Saved entries
_ _ _ _ _ _ _

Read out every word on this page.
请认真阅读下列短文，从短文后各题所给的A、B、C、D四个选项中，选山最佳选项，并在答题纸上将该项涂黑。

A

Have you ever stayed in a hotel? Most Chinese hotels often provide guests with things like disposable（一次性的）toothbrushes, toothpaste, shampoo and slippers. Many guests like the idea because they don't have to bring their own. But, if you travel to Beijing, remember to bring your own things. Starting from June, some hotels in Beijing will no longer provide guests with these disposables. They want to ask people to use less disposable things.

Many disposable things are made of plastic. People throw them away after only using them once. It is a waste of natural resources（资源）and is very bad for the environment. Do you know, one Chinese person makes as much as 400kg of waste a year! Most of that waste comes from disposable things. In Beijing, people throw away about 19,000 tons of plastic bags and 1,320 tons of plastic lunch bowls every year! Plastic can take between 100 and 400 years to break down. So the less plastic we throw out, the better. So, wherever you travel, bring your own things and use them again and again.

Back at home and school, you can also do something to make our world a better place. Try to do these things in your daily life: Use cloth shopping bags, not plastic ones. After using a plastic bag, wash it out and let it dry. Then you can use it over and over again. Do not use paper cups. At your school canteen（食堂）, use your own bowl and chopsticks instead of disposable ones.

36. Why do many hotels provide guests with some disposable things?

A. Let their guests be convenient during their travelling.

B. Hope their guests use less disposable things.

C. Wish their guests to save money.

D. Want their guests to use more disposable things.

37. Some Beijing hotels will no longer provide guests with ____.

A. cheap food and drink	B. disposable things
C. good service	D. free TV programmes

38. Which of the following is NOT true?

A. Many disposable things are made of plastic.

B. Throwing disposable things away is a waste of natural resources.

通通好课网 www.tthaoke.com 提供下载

_ _ _ _ _ _ _

Aim: Set all of the entries down again, exactly as they were given.

Answer to this task:
Read out every word on this page.
请认真阅读下列短文，从短文后各题所给的A、B、C、D四个选项中，选山最佳选项，并在答题纸上将该项涂黑。

A

Have you ever stayed in a hotel? Most Chinese hotels often provide guests with things like disposable（一次性的）toothbrushes, toothpaste, shampoo and slippers. Many guests like the idea because they don't have to bring their own. But, if you travel to Beijing, remember to bring your own things. Starting from June, some hotels in Beijing will no longer provide guests with these disposables. They want to ask people to use less disposable things.

Many disposable things are made of plastic. People throw them away after only using them once. It is a waste of natural resources（资源）and is very bad for the environment. Do you know, one Chinese person makes as much as 400kg of waste a year! Most of that waste comes from disposable things. In Beijing, people throw away about 19,000 tons of plastic bags and 1,320 tons of plastic lunch bowls every year! Plastic can take between 100 and 400 years to break down. So the less plastic we throw out, the better. So, wherever you travel, bring your own things and use them again and again.

Back at home and school, you can also do something to make our world a better place. Try to do these things in your daily life: Use cloth shopping bags, not plastic ones. After using a plastic bag, wash it out and let it dry. Then you can use it over and over again. Do not use paper cups. At your school canteen（食堂）, use your own bowl and chopsticks instead of disposable ones.

36. Why do many hotels provide guests with some disposable things?

A. Let their guests be convenient during their travelling.

B. Hope their guests use less disposable things.

C. Wish their guests to save money.

D. Want their guests to use more disposable things.

37. Some Beijing hotels will no longer provide guests with ____.

A. cheap food and drink	B. disposable things
C. good service	D. free TV programmes

38. Which of the following is NOT true?

A. Many disposable things are made of plastic.

B. Throwing disposable things away is a waste of natural resources.

通通好课网 www.tthaoke.com 提供下载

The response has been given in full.